Layout annotation rows

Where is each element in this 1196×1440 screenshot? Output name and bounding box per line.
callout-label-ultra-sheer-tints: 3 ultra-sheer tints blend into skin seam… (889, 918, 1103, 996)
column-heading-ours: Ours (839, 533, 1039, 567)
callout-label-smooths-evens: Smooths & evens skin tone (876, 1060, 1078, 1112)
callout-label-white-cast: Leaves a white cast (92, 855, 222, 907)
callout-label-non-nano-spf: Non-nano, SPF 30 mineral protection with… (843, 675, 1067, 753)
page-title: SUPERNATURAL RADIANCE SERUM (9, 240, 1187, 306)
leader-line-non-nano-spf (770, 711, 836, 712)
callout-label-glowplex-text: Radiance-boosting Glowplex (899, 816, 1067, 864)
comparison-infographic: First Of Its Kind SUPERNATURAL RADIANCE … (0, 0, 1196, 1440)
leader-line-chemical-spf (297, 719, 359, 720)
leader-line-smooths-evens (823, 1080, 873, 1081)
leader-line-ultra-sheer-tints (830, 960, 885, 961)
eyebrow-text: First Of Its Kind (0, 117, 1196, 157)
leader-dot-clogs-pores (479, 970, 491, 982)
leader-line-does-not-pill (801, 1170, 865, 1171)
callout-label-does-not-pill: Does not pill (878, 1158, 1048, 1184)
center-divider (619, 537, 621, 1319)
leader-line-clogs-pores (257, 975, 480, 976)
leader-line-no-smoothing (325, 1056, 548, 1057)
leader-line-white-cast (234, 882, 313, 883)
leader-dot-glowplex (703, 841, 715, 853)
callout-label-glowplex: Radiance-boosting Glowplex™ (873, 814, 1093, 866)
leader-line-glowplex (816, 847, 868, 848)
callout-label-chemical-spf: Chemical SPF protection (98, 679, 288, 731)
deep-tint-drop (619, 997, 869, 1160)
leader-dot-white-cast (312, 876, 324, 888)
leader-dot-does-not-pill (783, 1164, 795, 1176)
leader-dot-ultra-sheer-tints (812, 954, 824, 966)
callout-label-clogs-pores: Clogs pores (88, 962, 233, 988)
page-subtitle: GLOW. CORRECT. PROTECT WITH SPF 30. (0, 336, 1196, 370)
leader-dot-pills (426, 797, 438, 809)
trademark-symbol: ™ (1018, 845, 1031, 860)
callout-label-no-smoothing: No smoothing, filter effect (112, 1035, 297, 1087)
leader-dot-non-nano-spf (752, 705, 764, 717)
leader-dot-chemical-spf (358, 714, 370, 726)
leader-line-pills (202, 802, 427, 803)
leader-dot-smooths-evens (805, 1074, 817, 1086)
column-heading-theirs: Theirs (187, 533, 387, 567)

• _To be done_
Convert every line of the rows above into a Markdown table with the columns "No." and "Line," numbering the lines in order and omitting any blank lines.

• _Full response_
| No. | Line |
|---|---|
| 1 | Where is each element in this 1196×1440 screenshot? Output name and bounding box per line. |
| 2 | callout-label-ultra-sheer-tints: 3 ultra-sheer tints blend into skin seam… (889, 918, 1103, 996) |
| 3 | column-heading-ours: Ours (839, 533, 1039, 567) |
| 4 | callout-label-smooths-evens: Smooths & evens skin tone (876, 1060, 1078, 1112) |
| 5 | callout-label-white-cast: Leaves a white cast (92, 855, 222, 907) |
| 6 | callout-label-non-nano-spf: Non-nano, SPF 30 mineral protection with… (843, 675, 1067, 753) |
| 7 | page-title: SUPERNATURAL RADIANCE SERUM (9, 240, 1187, 306) |
| 8 | leader-line-non-nano-spf (770, 711, 836, 712) |
| 9 | callout-label-glowplex-text: Radiance-boosting Glowplex (899, 816, 1067, 864) |
| 10 | comparison-infographic: First Of Its Kind SUPERNATURAL RADIANCE … (0, 0, 1196, 1440) |
| 11 | leader-line-chemical-spf (297, 719, 359, 720) |
| 12 | leader-line-smooths-evens (823, 1080, 873, 1081) |
| 13 | leader-line-ultra-sheer-tints (830, 960, 885, 961) |
| 14 | eyebrow-text: First Of Its Kind (0, 117, 1196, 157) |
| 15 | leader-dot-clogs-pores (479, 970, 491, 982) |
| 16 | leader-line-does-not-pill (801, 1170, 865, 1171) |
| 17 | callout-label-does-not-pill: Does not pill (878, 1158, 1048, 1184) |
| 18 | center-divider (619, 537, 621, 1319) |
| 19 | leader-line-clogs-pores (257, 975, 480, 976) |
| 20 | leader-line-no-smoothing (325, 1056, 548, 1057) |
| 21 | leader-line-white-cast (234, 882, 313, 883) |
| 22 | leader-dot-glowplex (703, 841, 715, 853) |
| 23 | callout-label-glowplex: Radiance-boosting Glowplex™ (873, 814, 1093, 866) |
| 24 | leader-line-glowplex (816, 847, 868, 848) |
| 25 | callout-label-chemical-spf: Chemical SPF protection (98, 679, 288, 731) |
| 26 | deep-tint-drop (619, 997, 869, 1160) |
| 27 | leader-dot-white-cast (312, 876, 324, 888) |
| 28 | leader-dot-does-not-pill (783, 1164, 795, 1176) |
| 29 | leader-dot-ultra-sheer-tints (812, 954, 824, 966) |
| 30 | callout-label-clogs-pores: Clogs pores (88, 962, 233, 988) |
| 31 | page-subtitle: GLOW. CORRECT. PROTECT WITH SPF 30. (0, 336, 1196, 370) |
| 32 | leader-dot-pills (426, 797, 438, 809) |
| 33 | trademark-symbol: ™ (1018, 845, 1031, 860) |
| 34 | callout-label-no-smoothing: No smoothing, filter effect (112, 1035, 297, 1087) |
| 35 | leader-dot-non-nano-spf (752, 705, 764, 717) |
| 36 | leader-dot-chemical-spf (358, 714, 370, 726) |
| 37 | leader-line-pills (202, 802, 427, 803) |
| 38 | leader-dot-smooths-evens (805, 1074, 817, 1086) |
| 39 | column-heading-theirs: Theirs (187, 533, 387, 567) |